[START Exercise input]

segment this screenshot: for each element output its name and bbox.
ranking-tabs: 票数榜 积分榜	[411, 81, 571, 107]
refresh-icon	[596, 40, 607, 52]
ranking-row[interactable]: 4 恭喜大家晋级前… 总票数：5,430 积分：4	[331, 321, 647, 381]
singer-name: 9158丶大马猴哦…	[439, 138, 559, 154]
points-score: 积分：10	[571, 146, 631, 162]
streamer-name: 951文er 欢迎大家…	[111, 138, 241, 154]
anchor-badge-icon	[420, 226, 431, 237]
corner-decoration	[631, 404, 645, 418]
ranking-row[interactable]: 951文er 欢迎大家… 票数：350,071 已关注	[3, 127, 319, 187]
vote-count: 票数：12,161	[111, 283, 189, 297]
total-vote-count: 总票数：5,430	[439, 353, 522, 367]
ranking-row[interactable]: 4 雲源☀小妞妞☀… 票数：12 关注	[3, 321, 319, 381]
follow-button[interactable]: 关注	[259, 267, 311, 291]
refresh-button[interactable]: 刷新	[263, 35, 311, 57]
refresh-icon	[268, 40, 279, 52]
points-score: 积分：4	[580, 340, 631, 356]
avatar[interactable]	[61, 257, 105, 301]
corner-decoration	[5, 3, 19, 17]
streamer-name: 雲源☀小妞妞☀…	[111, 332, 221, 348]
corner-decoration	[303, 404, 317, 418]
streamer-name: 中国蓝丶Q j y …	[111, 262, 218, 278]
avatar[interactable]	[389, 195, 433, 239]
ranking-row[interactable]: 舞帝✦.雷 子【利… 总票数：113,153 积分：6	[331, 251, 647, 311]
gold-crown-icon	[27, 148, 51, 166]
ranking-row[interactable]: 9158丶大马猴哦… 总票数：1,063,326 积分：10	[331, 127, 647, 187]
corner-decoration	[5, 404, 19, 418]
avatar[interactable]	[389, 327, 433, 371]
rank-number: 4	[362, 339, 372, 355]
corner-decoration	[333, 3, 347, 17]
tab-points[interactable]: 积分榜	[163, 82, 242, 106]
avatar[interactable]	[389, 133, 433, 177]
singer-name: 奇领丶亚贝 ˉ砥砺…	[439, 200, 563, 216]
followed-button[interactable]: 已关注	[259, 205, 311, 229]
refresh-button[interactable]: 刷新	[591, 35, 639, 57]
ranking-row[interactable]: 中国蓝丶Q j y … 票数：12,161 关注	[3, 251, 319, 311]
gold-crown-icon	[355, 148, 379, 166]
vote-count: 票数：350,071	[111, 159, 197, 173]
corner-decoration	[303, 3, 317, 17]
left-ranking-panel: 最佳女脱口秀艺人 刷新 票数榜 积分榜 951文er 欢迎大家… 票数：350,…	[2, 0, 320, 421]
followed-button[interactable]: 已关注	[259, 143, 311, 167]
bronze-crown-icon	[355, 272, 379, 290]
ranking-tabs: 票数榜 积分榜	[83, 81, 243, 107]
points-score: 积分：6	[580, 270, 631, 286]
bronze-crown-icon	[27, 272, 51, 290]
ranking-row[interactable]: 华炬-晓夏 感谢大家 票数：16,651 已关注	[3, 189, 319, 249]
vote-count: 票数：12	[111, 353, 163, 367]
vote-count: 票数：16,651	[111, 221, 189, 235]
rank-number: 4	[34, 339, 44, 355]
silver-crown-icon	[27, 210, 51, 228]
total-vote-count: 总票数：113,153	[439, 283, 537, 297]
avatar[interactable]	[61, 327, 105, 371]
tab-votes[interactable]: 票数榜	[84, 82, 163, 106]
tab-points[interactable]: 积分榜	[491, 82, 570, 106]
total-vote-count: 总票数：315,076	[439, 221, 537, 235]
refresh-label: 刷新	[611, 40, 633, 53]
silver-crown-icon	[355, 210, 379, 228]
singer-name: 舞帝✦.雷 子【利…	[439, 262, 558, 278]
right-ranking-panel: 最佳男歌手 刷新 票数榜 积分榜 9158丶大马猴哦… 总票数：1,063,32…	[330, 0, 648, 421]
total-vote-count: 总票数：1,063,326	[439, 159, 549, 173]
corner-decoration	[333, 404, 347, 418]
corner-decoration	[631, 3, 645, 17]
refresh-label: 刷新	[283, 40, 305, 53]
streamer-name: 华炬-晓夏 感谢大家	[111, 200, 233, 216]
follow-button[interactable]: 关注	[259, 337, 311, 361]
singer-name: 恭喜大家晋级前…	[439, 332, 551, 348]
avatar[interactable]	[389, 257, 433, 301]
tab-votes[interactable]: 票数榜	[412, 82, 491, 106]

[END Exercise input]

Objective :: Reproduce the entries above verbatim, line for line, with every name and coordinate unchanged.

Full response ::
segment this screenshot: for each element output its name and bbox.
ranking-tabs: 票数榜 积分榜	[411, 81, 571, 107]
refresh-icon	[596, 40, 607, 52]
ranking-row[interactable]: 4 恭喜大家晋级前… 总票数：5,430 积分：4	[331, 321, 647, 381]
singer-name: 9158丶大马猴哦…	[439, 138, 559, 154]
points-score: 积分：10	[571, 146, 631, 162]
streamer-name: 951文er 欢迎大家…	[111, 138, 241, 154]
anchor-badge-icon	[420, 226, 431, 237]
corner-decoration	[631, 404, 645, 418]
ranking-row[interactable]: 951文er 欢迎大家… 票数：350,071 已关注	[3, 127, 319, 187]
vote-count: 票数：12,161	[111, 283, 189, 297]
total-vote-count: 总票数：5,430	[439, 353, 522, 367]
ranking-row[interactable]: 4 雲源☀小妞妞☀… 票数：12 关注	[3, 321, 319, 381]
follow-button[interactable]: 关注	[259, 267, 311, 291]
refresh-button[interactable]: 刷新	[263, 35, 311, 57]
refresh-icon	[268, 40, 279, 52]
points-score: 积分：4	[580, 340, 631, 356]
avatar[interactable]	[61, 257, 105, 301]
corner-decoration	[5, 3, 19, 17]
streamer-name: 雲源☀小妞妞☀…	[111, 332, 221, 348]
corner-decoration	[303, 404, 317, 418]
streamer-name: 中国蓝丶Q j y …	[111, 262, 218, 278]
avatar[interactable]	[389, 195, 433, 239]
ranking-row[interactable]: 舞帝✦.雷 子【利… 总票数：113,153 积分：6	[331, 251, 647, 311]
gold-crown-icon	[27, 148, 51, 166]
ranking-row[interactable]: 9158丶大马猴哦… 总票数：1,063,326 积分：10	[331, 127, 647, 187]
corner-decoration	[5, 404, 19, 418]
avatar[interactable]	[389, 327, 433, 371]
rank-number: 4	[362, 339, 372, 355]
corner-decoration	[333, 3, 347, 17]
tab-points[interactable]: 积分榜	[163, 82, 242, 106]
avatar[interactable]	[389, 133, 433, 177]
singer-name: 奇领丶亚贝 ˉ砥砺…	[439, 200, 563, 216]
followed-button[interactable]: 已关注	[259, 205, 311, 229]
refresh-button[interactable]: 刷新	[591, 35, 639, 57]
ranking-row[interactable]: 中国蓝丶Q j y … 票数：12,161 关注	[3, 251, 319, 311]
gold-crown-icon	[355, 148, 379, 166]
vote-count: 票数：350,071	[111, 159, 197, 173]
corner-decoration	[303, 3, 317, 17]
left-ranking-panel: 最佳女脱口秀艺人 刷新 票数榜 积分榜 951文er 欢迎大家… 票数：350,…	[2, 0, 320, 421]
followed-button[interactable]: 已关注	[259, 143, 311, 167]
bronze-crown-icon	[355, 272, 379, 290]
ranking-tabs: 票数榜 积分榜	[83, 81, 243, 107]
points-score: 积分：6	[580, 270, 631, 286]
bronze-crown-icon	[27, 272, 51, 290]
ranking-row[interactable]: 华炬-晓夏 感谢大家 票数：16,651 已关注	[3, 189, 319, 249]
vote-count: 票数：12	[111, 353, 163, 367]
vote-count: 票数：16,651	[111, 221, 189, 235]
rank-number: 4	[34, 339, 44, 355]
silver-crown-icon	[27, 210, 51, 228]
total-vote-count: 总票数：113,153	[439, 283, 537, 297]
avatar[interactable]	[61, 327, 105, 371]
tab-votes[interactable]: 票数榜	[84, 82, 163, 106]
tab-points[interactable]: 积分榜	[491, 82, 570, 106]
total-vote-count: 总票数：315,076	[439, 221, 537, 235]
refresh-label: 刷新	[611, 40, 633, 53]
silver-crown-icon	[355, 210, 379, 228]
singer-name: 舞帝✦.雷 子【利…	[439, 262, 558, 278]
right-ranking-panel: 最佳男歌手 刷新 票数榜 积分榜 9158丶大马猴哦… 总票数：1,063,32…	[330, 0, 648, 421]
total-vote-count: 总票数：1,063,326	[439, 159, 549, 173]
corner-decoration	[333, 404, 347, 418]
corner-decoration	[631, 3, 645, 17]
refresh-label: 刷新	[283, 40, 305, 53]
streamer-name: 华炬-晓夏 感谢大家	[111, 200, 233, 216]
follow-button[interactable]: 关注	[259, 337, 311, 361]
singer-name: 恭喜大家晋级前…	[439, 332, 551, 348]
avatar[interactable]	[389, 257, 433, 301]
tab-votes[interactable]: 票数榜	[412, 82, 491, 106]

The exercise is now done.